▸ Work to be completed: Your task is to restate the data word for word.

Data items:
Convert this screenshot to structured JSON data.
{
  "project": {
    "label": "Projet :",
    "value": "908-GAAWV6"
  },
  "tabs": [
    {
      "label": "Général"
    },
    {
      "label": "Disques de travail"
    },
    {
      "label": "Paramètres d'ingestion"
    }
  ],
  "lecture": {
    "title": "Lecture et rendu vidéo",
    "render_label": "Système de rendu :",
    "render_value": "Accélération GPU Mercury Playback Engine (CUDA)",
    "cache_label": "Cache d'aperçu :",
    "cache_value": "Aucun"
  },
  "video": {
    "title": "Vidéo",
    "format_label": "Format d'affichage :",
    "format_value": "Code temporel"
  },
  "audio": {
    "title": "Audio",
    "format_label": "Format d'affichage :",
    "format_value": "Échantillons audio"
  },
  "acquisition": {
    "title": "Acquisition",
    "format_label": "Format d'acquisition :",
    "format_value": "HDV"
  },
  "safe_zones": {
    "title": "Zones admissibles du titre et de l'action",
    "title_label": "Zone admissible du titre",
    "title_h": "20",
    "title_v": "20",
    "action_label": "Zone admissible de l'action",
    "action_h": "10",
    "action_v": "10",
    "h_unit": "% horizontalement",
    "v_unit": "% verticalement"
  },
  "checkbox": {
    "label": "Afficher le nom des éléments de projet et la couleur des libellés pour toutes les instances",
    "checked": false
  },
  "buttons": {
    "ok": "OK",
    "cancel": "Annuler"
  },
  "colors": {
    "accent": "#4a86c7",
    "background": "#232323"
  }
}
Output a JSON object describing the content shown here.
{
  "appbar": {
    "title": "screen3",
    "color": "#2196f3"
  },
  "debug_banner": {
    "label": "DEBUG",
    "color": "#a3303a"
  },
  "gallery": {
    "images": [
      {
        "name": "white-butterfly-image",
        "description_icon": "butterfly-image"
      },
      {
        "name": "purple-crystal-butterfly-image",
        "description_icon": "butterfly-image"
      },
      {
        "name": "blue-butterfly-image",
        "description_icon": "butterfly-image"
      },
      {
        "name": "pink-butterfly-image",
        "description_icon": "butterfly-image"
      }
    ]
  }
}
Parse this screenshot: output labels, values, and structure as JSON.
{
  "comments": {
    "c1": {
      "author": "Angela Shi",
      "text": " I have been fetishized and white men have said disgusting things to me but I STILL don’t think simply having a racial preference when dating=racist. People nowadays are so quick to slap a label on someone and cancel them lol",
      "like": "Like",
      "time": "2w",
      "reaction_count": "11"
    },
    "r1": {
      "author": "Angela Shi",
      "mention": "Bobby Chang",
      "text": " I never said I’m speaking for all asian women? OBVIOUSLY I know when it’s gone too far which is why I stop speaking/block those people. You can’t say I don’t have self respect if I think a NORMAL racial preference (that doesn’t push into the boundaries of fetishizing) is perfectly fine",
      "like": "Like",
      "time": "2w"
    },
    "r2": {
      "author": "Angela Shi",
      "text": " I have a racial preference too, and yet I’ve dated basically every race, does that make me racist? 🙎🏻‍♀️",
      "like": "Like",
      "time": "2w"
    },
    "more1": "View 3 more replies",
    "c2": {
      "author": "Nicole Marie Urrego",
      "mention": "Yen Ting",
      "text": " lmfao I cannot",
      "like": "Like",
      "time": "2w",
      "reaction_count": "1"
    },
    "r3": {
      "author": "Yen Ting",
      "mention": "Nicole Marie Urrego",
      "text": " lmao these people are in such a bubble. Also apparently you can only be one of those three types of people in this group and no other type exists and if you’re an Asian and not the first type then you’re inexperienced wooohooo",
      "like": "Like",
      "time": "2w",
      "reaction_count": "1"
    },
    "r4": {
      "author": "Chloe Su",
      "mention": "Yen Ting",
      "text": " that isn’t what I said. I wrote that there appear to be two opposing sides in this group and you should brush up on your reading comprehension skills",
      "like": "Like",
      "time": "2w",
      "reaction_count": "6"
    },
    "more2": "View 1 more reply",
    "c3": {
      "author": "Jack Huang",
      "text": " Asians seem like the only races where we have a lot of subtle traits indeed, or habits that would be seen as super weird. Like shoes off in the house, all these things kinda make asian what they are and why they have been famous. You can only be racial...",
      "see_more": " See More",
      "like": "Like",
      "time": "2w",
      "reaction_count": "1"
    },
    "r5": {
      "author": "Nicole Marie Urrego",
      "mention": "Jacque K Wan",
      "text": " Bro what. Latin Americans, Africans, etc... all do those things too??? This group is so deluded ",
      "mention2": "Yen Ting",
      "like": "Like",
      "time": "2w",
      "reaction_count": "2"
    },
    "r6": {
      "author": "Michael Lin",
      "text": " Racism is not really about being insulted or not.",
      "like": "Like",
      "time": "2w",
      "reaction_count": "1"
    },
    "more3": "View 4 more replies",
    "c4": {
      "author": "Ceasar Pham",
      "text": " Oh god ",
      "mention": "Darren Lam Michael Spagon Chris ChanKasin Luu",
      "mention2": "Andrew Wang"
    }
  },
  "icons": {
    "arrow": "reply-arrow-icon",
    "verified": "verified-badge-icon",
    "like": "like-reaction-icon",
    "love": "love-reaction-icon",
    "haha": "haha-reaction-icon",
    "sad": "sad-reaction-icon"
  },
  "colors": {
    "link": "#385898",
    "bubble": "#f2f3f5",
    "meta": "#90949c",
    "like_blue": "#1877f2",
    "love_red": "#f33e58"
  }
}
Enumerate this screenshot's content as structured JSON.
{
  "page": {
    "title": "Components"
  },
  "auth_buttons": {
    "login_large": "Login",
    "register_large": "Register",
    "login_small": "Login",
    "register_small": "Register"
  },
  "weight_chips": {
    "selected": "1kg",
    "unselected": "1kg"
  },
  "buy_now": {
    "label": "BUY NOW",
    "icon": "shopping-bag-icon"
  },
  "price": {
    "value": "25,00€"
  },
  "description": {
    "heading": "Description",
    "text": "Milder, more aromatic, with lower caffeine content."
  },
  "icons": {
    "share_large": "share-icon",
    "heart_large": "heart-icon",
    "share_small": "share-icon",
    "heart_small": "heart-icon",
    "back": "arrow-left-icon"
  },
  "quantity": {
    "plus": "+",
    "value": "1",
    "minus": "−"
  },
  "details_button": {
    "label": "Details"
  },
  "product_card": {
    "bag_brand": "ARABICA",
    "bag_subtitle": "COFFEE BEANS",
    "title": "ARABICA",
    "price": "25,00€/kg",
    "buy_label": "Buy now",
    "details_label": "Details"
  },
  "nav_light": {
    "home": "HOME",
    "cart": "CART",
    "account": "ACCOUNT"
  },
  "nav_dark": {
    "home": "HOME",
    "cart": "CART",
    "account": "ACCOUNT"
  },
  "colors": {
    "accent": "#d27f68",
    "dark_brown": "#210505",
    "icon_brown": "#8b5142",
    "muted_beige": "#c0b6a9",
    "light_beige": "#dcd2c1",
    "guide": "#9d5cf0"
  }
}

▸ Answer to the task:
Convert this screenshot to structured JSON data.
{
  "project": {
    "label": "Projet :",
    "value": "908-GAAWV6"
  },
  "tabs": [
    {
      "label": "Général"
    },
    {
      "label": "Disques de travail"
    },
    {
      "label": "Paramètres d'ingestion"
    }
  ],
  "lecture": {
    "title": "Lecture et rendu vidéo",
    "render_label": "Système de rendu :",
    "render_value": "Accélération GPU Mercury Playback Engine (CUDA)",
    "cache_label": "Cache d'aperçu :",
    "cache_value": "Aucun"
  },
  "video": {
    "title": "Vidéo",
    "format_label": "Format d'affichage :",
    "format_value": "Code temporel"
  },
  "audio": {
    "title": "Audio",
    "format_label": "Format d'affichage :",
    "format_value": "Échantillons audio"
  },
  "acquisition": {
    "title": "Acquisition",
    "format_label": "Format d'acquisition :",
    "format_value": "HDV"
  },
  "safe_zones": {
    "title": "Zones admissibles du titre et de l'action",
    "title_label": "Zone admissible du titre",
    "title_h": "20",
    "title_v": "20",
    "action_label": "Zone admissible de l'action",
    "action_h": "10",
    "action_v": "10",
    "h_unit": "% horizontalement",
    "v_unit": "% verticalement"
  },
  "checkbox": {
    "label": "Afficher le nom des éléments de projet et la couleur des libellés pour toutes les instances",
    "checked": false
  },
  "buttons": {
    "ok": "OK",
    "cancel": "Annuler"
  },
  "colors": {
    "accent": "#4a86c7",
    "background": "#232323"
  }
}
Output a JSON object describing the content shown here.
{
  "appbar": {
    "title": "screen3",
    "color": "#2196f3"
  },
  "debug_banner": {
    "label": "DEBUG",
    "color": "#a3303a"
  },
  "gallery": {
    "images": [
      {
        "name": "white-butterfly-image",
        "description_icon": "butterfly-image"
      },
      {
        "name": "purple-crystal-butterfly-image",
        "description_icon": "butterfly-image"
      },
      {
        "name": "blue-butterfly-image",
        "description_icon": "butterfly-image"
      },
      {
        "name": "pink-butterfly-image",
        "description_icon": "butterfly-image"
      }
    ]
  }
}
Parse this screenshot: output labels, values, and structure as JSON.
{
  "comments": {
    "c1": {
      "author": "Angela Shi",
      "text": " I have been fetishized and white men have said disgusting things to me but I STILL don’t think simply having a racial preference when dating=racist. People nowadays are so quick to slap a label on someone and cancel them lol",
      "like": "Like",
      "time": "2w",
      "reaction_count": "11"
    },
    "r1": {
      "author": "Angela Shi",
      "mention": "Bobby Chang",
      "text": " I never said I’m speaking for all asian women? OBVIOUSLY I know when it’s gone too far which is why I stop speaking/block those people. You can’t say I don’t have self respect if I think a NORMAL racial preference (that doesn’t push into the boundaries of fetishizing) is perfectly fine",
      "like": "Like",
      "time": "2w"
    },
    "r2": {
      "author": "Angela Shi",
      "text": " I have a racial preference too, and yet I’ve dated basically every race, does that make me racist? 🙎🏻‍♀️",
      "like": "Like",
      "time": "2w"
    },
    "more1": "View 3 more replies",
    "c2": {
      "author": "Nicole Marie Urrego",
      "mention": "Yen Ting",
      "text": " lmfao I cannot",
      "like": "Like",
      "time": "2w",
      "reaction_count": "1"
    },
    "r3": {
      "author": "Yen Ting",
      "mention": "Nicole Marie Urrego",
      "text": " lmao these people are in such a bubble. Also apparently you can only be one of those three types of people in this group and no other type exists and if you’re an Asian and not the first type then you’re inexperienced wooohooo",
      "like": "Like",
      "time": "2w",
      "reaction_count": "1"
    },
    "r4": {
      "author": "Chloe Su",
      "mention": "Yen Ting",
      "text": " that isn’t what I said. I wrote that there appear to be two opposing sides in this group and you should brush up on your reading comprehension skills",
      "like": "Like",
      "time": "2w",
      "reaction_count": "6"
    },
    "more2": "View 1 more reply",
    "c3": {
      "author": "Jack Huang",
      "text": " Asians seem like the only races where we have a lot of subtle traits indeed, or habits that would be seen as super weird. Like shoes off in the house, all these things kinda make asian what they are and why they have been famous. You can only be racial...",
      "see_more": " See More",
      "like": "Like",
      "time": "2w",
      "reaction_count": "1"
    },
    "r5": {
      "author": "Nicole Marie Urrego",
      "mention": "Jacque K Wan",
      "text": " Bro what. Latin Americans, Africans, etc... all do those things too??? This group is so deluded ",
      "mention2": "Yen Ting",
      "like": "Like",
      "time": "2w",
      "reaction_count": "2"
    },
    "r6": {
      "author": "Michael Lin",
      "text": " Racism is not really about being insulted or not.",
      "like": "Like",
      "time": "2w",
      "reaction_count": "1"
    },
    "more3": "View 4 more replies",
    "c4": {
      "author": "Ceasar Pham",
      "text": " Oh god ",
      "mention": "Darren Lam Michael Spagon Chris ChanKasin Luu",
      "mention2": "Andrew Wang"
    }
  },
  "icons": {
    "arrow": "reply-arrow-icon",
    "verified": "verified-badge-icon",
    "like": "like-reaction-icon",
    "love": "love-reaction-icon",
    "haha": "haha-reaction-icon",
    "sad": "sad-reaction-icon"
  },
  "colors": {
    "link": "#385898",
    "bubble": "#f2f3f5",
    "meta": "#90949c",
    "like_blue": "#1877f2",
    "love_red": "#f33e58"
  }
}
Enumerate this screenshot's content as structured JSON.
{
  "page": {
    "title": "Components"
  },
  "auth_buttons": {
    "login_large": "Login",
    "register_large": "Register",
    "login_small": "Login",
    "register_small": "Register"
  },
  "weight_chips": {
    "selected": "1kg",
    "unselected": "1kg"
  },
  "buy_now": {
    "label": "BUY NOW",
    "icon": "shopping-bag-icon"
  },
  "price": {
    "value": "25,00€"
  },
  "description": {
    "heading": "Description",
    "text": "Milder, more aromatic, with lower caffeine content."
  },
  "icons": {
    "share_large": "share-icon",
    "heart_large": "heart-icon",
    "share_small": "share-icon",
    "heart_small": "heart-icon",
    "back": "arrow-left-icon"
  },
  "quantity": {
    "plus": "+",
    "value": "1",
    "minus": "−"
  },
  "details_button": {
    "label": "Details"
  },
  "product_card": {
    "bag_brand": "ARABICA",
    "bag_subtitle": "COFFEE BEANS",
    "title": "ARABICA",
    "price": "25,00€/kg",
    "buy_label": "Buy now",
    "details_label": "Details"
  },
  "nav_light": {
    "home": "HOME",
    "cart": "CART",
    "account": "ACCOUNT"
  },
  "nav_dark": {
    "home": "HOME",
    "cart": "CART",
    "account": "ACCOUNT"
  },
  "colors": {
    "accent": "#d27f68",
    "dark_brown": "#210505",
    "icon_brown": "#8b5142",
    "muted_beige": "#c0b6a9",
    "light_beige": "#dcd2c1",
    "guide": "#9d5cf0"
  }
}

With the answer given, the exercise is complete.